### Problem description
Your task is to copy every record exactly.

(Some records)

※

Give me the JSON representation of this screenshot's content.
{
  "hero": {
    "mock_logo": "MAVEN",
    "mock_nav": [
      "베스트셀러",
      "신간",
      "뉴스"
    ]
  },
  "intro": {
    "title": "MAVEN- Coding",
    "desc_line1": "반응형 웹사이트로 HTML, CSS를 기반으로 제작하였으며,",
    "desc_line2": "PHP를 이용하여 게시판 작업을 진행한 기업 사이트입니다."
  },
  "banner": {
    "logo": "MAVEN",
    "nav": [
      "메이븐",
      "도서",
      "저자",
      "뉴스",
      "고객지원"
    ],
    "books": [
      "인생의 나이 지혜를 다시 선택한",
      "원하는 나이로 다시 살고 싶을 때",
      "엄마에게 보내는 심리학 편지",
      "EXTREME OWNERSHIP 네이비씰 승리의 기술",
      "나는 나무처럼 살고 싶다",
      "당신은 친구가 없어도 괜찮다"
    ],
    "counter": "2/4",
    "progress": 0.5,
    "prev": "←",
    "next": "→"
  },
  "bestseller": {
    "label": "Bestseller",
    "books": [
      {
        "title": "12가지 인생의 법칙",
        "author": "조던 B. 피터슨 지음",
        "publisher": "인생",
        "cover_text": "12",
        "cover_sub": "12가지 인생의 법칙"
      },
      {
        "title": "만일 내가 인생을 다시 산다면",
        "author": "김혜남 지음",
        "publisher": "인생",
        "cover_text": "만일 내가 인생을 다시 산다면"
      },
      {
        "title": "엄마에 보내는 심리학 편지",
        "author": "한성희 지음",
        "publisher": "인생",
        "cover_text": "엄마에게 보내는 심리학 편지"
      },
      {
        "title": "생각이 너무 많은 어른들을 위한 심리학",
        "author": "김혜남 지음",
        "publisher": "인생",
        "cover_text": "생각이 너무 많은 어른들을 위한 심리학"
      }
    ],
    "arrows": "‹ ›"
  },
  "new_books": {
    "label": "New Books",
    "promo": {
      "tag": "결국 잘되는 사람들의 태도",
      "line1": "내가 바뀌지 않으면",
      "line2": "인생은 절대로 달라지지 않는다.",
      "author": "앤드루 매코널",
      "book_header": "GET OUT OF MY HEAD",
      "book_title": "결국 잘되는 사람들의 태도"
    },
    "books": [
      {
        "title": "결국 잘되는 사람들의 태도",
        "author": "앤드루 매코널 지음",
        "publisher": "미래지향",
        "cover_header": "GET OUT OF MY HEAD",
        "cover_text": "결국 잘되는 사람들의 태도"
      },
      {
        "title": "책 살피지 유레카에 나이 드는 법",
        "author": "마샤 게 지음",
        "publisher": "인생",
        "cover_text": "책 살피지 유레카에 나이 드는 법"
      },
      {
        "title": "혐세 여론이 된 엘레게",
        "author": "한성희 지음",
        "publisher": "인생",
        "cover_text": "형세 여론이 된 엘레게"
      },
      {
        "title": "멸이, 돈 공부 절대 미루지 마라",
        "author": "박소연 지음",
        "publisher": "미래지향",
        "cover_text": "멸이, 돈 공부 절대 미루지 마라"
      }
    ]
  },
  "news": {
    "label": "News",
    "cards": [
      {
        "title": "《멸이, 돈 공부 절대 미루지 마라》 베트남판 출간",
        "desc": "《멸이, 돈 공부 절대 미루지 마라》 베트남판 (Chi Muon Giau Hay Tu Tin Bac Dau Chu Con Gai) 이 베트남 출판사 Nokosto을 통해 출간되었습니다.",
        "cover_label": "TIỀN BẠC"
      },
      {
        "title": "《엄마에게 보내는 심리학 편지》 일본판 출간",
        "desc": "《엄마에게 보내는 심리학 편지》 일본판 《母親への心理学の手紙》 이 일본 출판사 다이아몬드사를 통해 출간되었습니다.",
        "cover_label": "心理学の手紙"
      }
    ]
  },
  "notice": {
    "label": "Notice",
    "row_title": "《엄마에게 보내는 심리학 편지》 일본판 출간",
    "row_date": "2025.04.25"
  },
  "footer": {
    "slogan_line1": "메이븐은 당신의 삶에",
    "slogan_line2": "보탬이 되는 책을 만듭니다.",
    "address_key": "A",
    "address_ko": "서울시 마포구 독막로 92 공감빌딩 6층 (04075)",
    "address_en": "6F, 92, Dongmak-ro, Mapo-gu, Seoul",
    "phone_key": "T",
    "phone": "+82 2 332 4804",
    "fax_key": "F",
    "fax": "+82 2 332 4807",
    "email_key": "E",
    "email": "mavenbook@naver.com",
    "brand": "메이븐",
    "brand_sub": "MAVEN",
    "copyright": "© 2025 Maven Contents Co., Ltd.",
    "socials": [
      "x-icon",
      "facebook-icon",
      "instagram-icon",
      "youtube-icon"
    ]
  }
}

※

### Reply
Give me the JSON representation of this screenshot's content.
{
  "hero": {
    "mock_logo": "MAVEN",
    "mock_nav": [
      "베스트셀러",
      "신간",
      "뉴스"
    ]
  },
  "intro": {
    "title": "MAVEN- Coding",
    "desc_line1": "반응형 웹사이트로 HTML, CSS를 기반으로 제작하였으며,",
    "desc_line2": "PHP를 이용하여 게시판 작업을 진행한 기업 사이트입니다."
  },
  "banner": {
    "logo": "MAVEN",
    "nav": [
      "메이븐",
      "도서",
      "저자",
      "뉴스",
      "고객지원"
    ],
    "books": [
      "인생의 나이 지혜를 다시 선택한",
      "원하는 나이로 다시 살고 싶을 때",
      "엄마에게 보내는 심리학 편지",
      "EXTREME OWNERSHIP 네이비씰 승리의 기술",
      "나는 나무처럼 살고 싶다",
      "당신은 친구가 없어도 괜찮다"
    ],
    "counter": "2/4",
    "progress": 0.5,
    "prev": "←",
    "next": "→"
  },
  "bestseller": {
    "label": "Bestseller",
    "books": [
      {
        "title": "12가지 인생의 법칙",
        "author": "조던 B. 피터슨 지음",
        "publisher": "인생",
        "cover_text": "12",
        "cover_sub": "12가지 인생의 법칙"
      },
      {
        "title": "만일 내가 인생을 다시 산다면",
        "author": "김혜남 지음",
        "publisher": "인생",
        "cover_text": "만일 내가 인생을 다시 산다면"
      },
      {
        "title": "엄마에 보내는 심리학 편지",
        "author": "한성희 지음",
        "publisher": "인생",
        "cover_text": "엄마에게 보내는 심리학 편지"
      },
      {
        "title": "생각이 너무 많은 어른들을 위한 심리학",
        "author": "김혜남 지음",
        "publisher": "인생",
        "cover_text": "생각이 너무 많은 어른들을 위한 심리학"
      }
    ],
    "arrows": "‹ ›"
  },
  "new_books": {
    "label": "New Books",
    "promo": {
      "tag": "결국 잘되는 사람들의 태도",
      "line1": "내가 바뀌지 않으면",
      "line2": "인생은 절대로 달라지지 않는다.",
      "author": "앤드루 매코널",
      "book_header": "GET OUT OF MY HEAD",
      "book_title": "결국 잘되는 사람들의 태도"
    },
    "books": [
      {
        "title": "결국 잘되는 사람들의 태도",
        "author": "앤드루 매코널 지음",
        "publisher": "미래지향",
        "cover_header": "GET OUT OF MY HEAD",
        "cover_text": "결국 잘되는 사람들의 태도"
      },
      {
        "title": "책 살피지 유레카에 나이 드는 법",
        "author": "마샤 게 지음",
        "publisher": "인생",
        "cover_text": "책 살피지 유레카에 나이 드는 법"
      },
      {
        "title": "혐세 여론이 된 엘레게",
        "author": "한성희 지음",
        "publisher": "인생",
        "cover_text": "형세 여론이 된 엘레게"
      },
      {
        "title": "멸이, 돈 공부 절대 미루지 마라",
        "author": "박소연 지음",
        "publisher": "미래지향",
        "cover_text": "멸이, 돈 공부 절대 미루지 마라"
      }
    ]
  },
  "news": {
    "label": "News",
    "cards": [
      {
        "title": "《멸이, 돈 공부 절대 미루지 마라》 베트남판 출간",
        "desc": "《멸이, 돈 공부 절대 미루지 마라》 베트남판 (Chi Muon Giau Hay Tu Tin Bac Dau Chu Con Gai) 이 베트남 출판사 Nokosto을 통해 출간되었습니다.",
        "cover_label": "TIỀN BẠC"
      },
      {
        "title": "《엄마에게 보내는 심리학 편지》 일본판 출간",
        "desc": "《엄마에게 보내는 심리학 편지》 일본판 《母親への心理学の手紙》 이 일본 출판사 다이아몬드사를 통해 출간되었습니다.",
        "cover_label": "心理学の手紙"
      }
    ]
  },
  "notice": {
    "label": "Notice",
    "row_title": "《엄마에게 보내는 심리학 편지》 일본판 출간",
    "row_date": "2025.04.25"
  },
  "footer": {
    "slogan_line1": "메이븐은 당신의 삶에",
    "slogan_line2": "보탬이 되는 책을 만듭니다.",
    "address_key": "A",
    "address_ko": "서울시 마포구 독막로 92 공감빌딩 6층 (04075)",
    "address_en": "6F, 92, Dongmak-ro, Mapo-gu, Seoul",
    "phone_key": "T",
    "phone": "+82 2 332 4804",
    "fax_key": "F",
    "fax": "+82 2 332 4807",
    "email_key": "E",
    "email": "mavenbook@naver.com",
    "brand": "메이븐",
    "brand_sub": "MAVEN",
    "copyright": "© 2025 Maven Contents Co., Ltd.",
    "socials": [
      "x-icon",
      "facebook-icon",
      "instagram-icon",
      "youtube-icon"
    ]
  }
}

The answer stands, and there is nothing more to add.